Work to be completed:
Repeat, without any change, the entries presented below.
(begin)
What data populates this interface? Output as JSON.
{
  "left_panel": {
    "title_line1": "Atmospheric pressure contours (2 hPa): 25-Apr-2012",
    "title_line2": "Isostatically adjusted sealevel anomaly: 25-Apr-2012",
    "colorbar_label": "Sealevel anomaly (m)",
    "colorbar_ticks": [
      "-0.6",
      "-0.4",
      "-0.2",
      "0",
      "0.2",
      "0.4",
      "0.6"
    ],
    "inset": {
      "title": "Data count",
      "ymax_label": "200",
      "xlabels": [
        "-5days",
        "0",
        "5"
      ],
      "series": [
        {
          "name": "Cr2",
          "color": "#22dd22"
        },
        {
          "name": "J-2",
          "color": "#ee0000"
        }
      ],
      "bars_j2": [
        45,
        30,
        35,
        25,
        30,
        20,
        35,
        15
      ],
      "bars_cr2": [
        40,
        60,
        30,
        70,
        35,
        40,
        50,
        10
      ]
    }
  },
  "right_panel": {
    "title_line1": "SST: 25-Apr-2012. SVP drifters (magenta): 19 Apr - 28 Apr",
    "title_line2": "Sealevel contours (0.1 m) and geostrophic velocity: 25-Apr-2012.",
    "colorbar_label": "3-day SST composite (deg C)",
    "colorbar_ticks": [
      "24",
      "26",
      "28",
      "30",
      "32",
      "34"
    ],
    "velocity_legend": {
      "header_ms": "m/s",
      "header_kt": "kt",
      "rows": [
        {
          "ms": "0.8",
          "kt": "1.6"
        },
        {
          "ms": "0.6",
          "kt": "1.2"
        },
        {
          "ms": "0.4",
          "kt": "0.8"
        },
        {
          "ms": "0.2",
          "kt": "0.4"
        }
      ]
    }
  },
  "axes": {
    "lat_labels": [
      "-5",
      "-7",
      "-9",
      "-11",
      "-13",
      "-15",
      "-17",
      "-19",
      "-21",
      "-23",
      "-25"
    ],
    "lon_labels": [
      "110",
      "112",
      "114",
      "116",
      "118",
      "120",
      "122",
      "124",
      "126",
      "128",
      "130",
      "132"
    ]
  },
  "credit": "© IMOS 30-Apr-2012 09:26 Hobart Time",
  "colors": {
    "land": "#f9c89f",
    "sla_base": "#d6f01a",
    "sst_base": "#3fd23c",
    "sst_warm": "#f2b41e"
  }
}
(end)
Written response:
What data populates this interface? Output as JSON.
{
  "left_panel": {
    "title_line1": "Atmospheric pressure contours (2 hPa): 25-Apr-2012",
    "title_line2": "Isostatically adjusted sealevel anomaly: 25-Apr-2012",
    "colorbar_label": "Sealevel anomaly (m)",
    "colorbar_ticks": [
      "-0.6",
      "-0.4",
      "-0.2",
      "0",
      "0.2",
      "0.4",
      "0.6"
    ],
    "inset": {
      "title": "Data count",
      "ymax_label": "200",
      "xlabels": [
        "-5days",
        "0",
        "5"
      ],
      "series": [
        {
          "name": "Cr2",
          "color": "#22dd22"
        },
        {
          "name": "J-2",
          "color": "#ee0000"
        }
      ],
      "bars_j2": [
        45,
        30,
        35,
        25,
        30,
        20,
        35,
        15
      ],
      "bars_cr2": [
        40,
        60,
        30,
        70,
        35,
        40,
        50,
        10
      ]
    }
  },
  "right_panel": {
    "title_line1": "SST: 25-Apr-2012. SVP drifters (magenta): 19 Apr - 28 Apr",
    "title_line2": "Sealevel contours (0.1 m) and geostrophic velocity: 25-Apr-2012.",
    "colorbar_label": "3-day SST composite (deg C)",
    "colorbar_ticks": [
      "24",
      "26",
      "28",
      "30",
      "32",
      "34"
    ],
    "velocity_legend": {
      "header_ms": "m/s",
      "header_kt": "kt",
      "rows": [
        {
          "ms": "0.8",
          "kt": "1.6"
        },
        {
          "ms": "0.6",
          "kt": "1.2"
        },
        {
          "ms": "0.4",
          "kt": "0.8"
        },
        {
          "ms": "0.2",
          "kt": "0.4"
        }
      ]
    }
  },
  "axes": {
    "lat_labels": [
      "-5",
      "-7",
      "-9",
      "-11",
      "-13",
      "-15",
      "-17",
      "-19",
      "-21",
      "-23",
      "-25"
    ],
    "lon_labels": [
      "110",
      "112",
      "114",
      "116",
      "118",
      "120",
      "122",
      "124",
      "126",
      "128",
      "130",
      "132"
    ]
  },
  "credit": "© IMOS 30-Apr-2012 09:26 Hobart Time",
  "colors": {
    "land": "#f9c89f",
    "sla_base": "#d6f01a",
    "sst_base": "#3fd23c",
    "sst_warm": "#f2b41e"
  }
}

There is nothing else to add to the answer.